* **Aim of the exercise**:
Exactly as they appear, output all of the records. Skip any images.

== Material shown

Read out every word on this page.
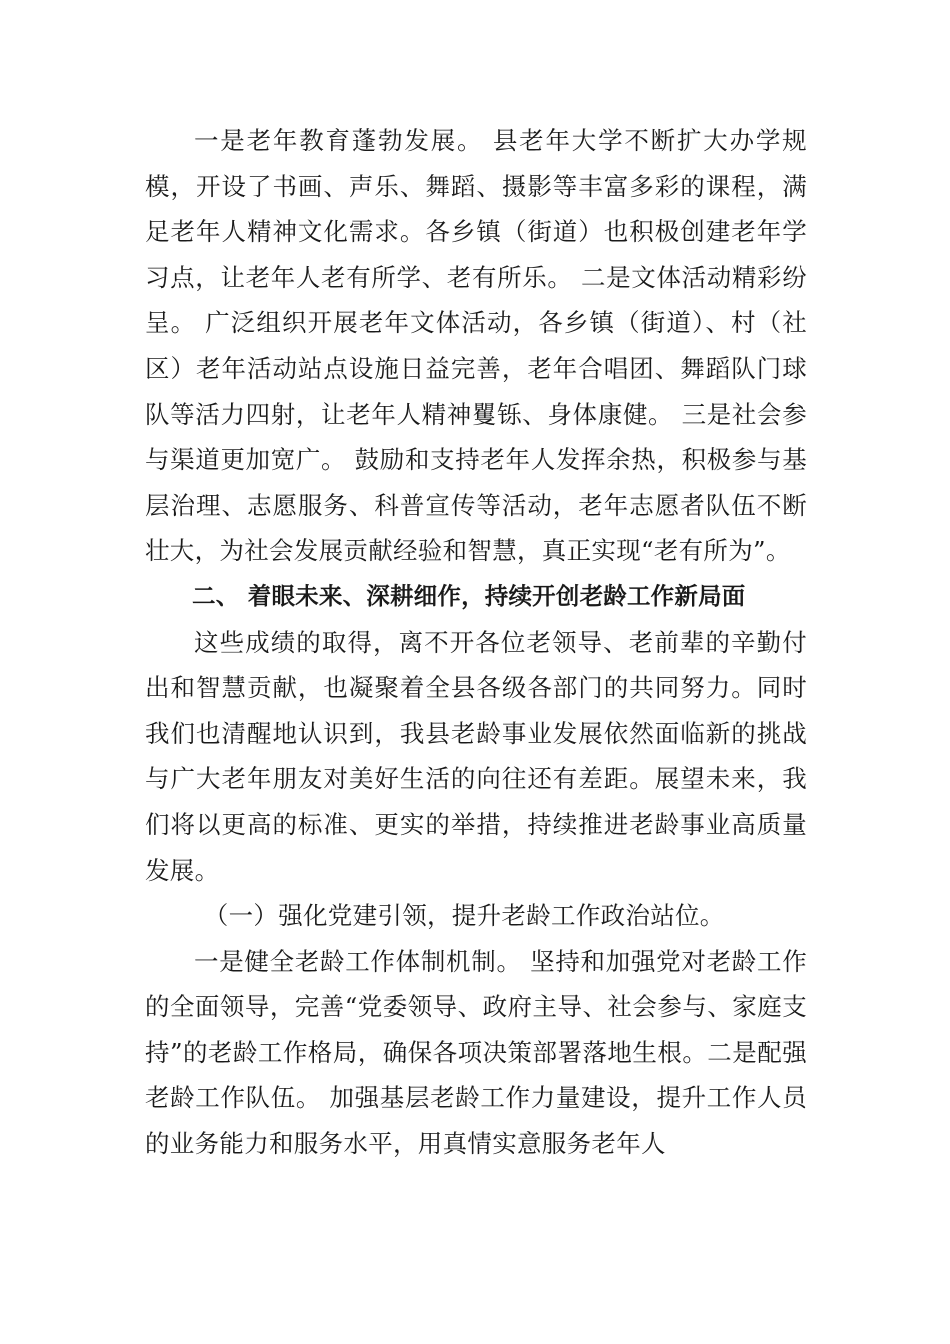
一是老年教育蓬勃发展。 县老年大学不断扩大办学规模，开设了书画、声乐、舞蹈、摄影等丰富多彩的课程，满足老年人精神文化需求。各乡镇（街道）也积极创建老年学习点，让老年人老有所学、老有所乐。 二是文体活动精彩纷呈。 广泛组织开展老年文体活动，各乡镇（街道）、村（社区）老年活动站点设施日益完善，老年合唱团、舞蹈队门球队等活力四射，让老年人精神矍铄、身体康健。 三是社会参与渠道更加宽广。 鼓励和支持老年人发挥余热，积极参与基层治理、志愿服务、科普宣传等活动，老年志愿者队伍不断壮大，为社会发展贡献经验和智慧，真正实现“老有所为”。

二、 着眼未来、深耕细作，持续开创老龄工作新局面

这些成绩的取得，离不开各位老领导、老前辈的辛勤付出和智慧贡献，也凝聚着全县各级各部门的共同努力。同时我们也清醒地认识到，我县老龄事业发展依然面临新的挑战与广大老年朋友对美好生活的向往还有差距。展望未来，我们将以更高的标准、更实的举措，持续推进老龄事业高质量发展。

（一）强化党建引领，提升老龄工作政治站位。

一是健全老龄工作体制机制。 坚持和加强党对老龄工作的全面领导，完善“党委领导、政府主导、社会参与、家庭支持”的老龄工作格局，确保各项决策部署落地生根。二是配强老龄工作队伍。 加强基层老龄工作力量建设，提升工作人员的业务能力和服务水平，用真情实意服务老年人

====

* **Written solution**:
Read out every word on this page.
一是老年教育蓬勃发展。 县老年大学不断扩大办学规模，开设了书画、声乐、舞蹈、摄影等丰富多彩的课程，满足老年人精神文化需求。各乡镇（街道）也积极创建老年学习点，让老年人老有所学、老有所乐。 二是文体活动精彩纷呈。 广泛组织开展老年文体活动，各乡镇（街道）、村（社区）老年活动站点设施日益完善，老年合唱团、舞蹈队门球队等活力四射，让老年人精神矍铄、身体康健。 三是社会参与渠道更加宽广。 鼓励和支持老年人发挥余热，积极参与基层治理、志愿服务、科普宣传等活动，老年志愿者队伍不断壮大，为社会发展贡献经验和智慧，真正实现“老有所为”。

二、 着眼未来、深耕细作，持续开创老龄工作新局面

这些成绩的取得，离不开各位老领导、老前辈的辛勤付出和智慧贡献，也凝聚着全县各级各部门的共同努力。同时我们也清醒地认识到，我县老龄事业发展依然面临新的挑战与广大老年朋友对美好生活的向往还有差距。展望未来，我们将以更高的标准、更实的举措，持续推进老龄事业高质量发展。

（一）强化党建引领，提升老龄工作政治站位。

一是健全老龄工作体制机制。 坚持和加强党对老龄工作的全面领导，完善“党委领导、政府主导、社会参与、家庭支持”的老龄工作格局，确保各项决策部署落地生根。二是配强老龄工作队伍。 加强基层老龄工作力量建设，提升工作人员的业务能力和服务水平，用真情实意服务老年人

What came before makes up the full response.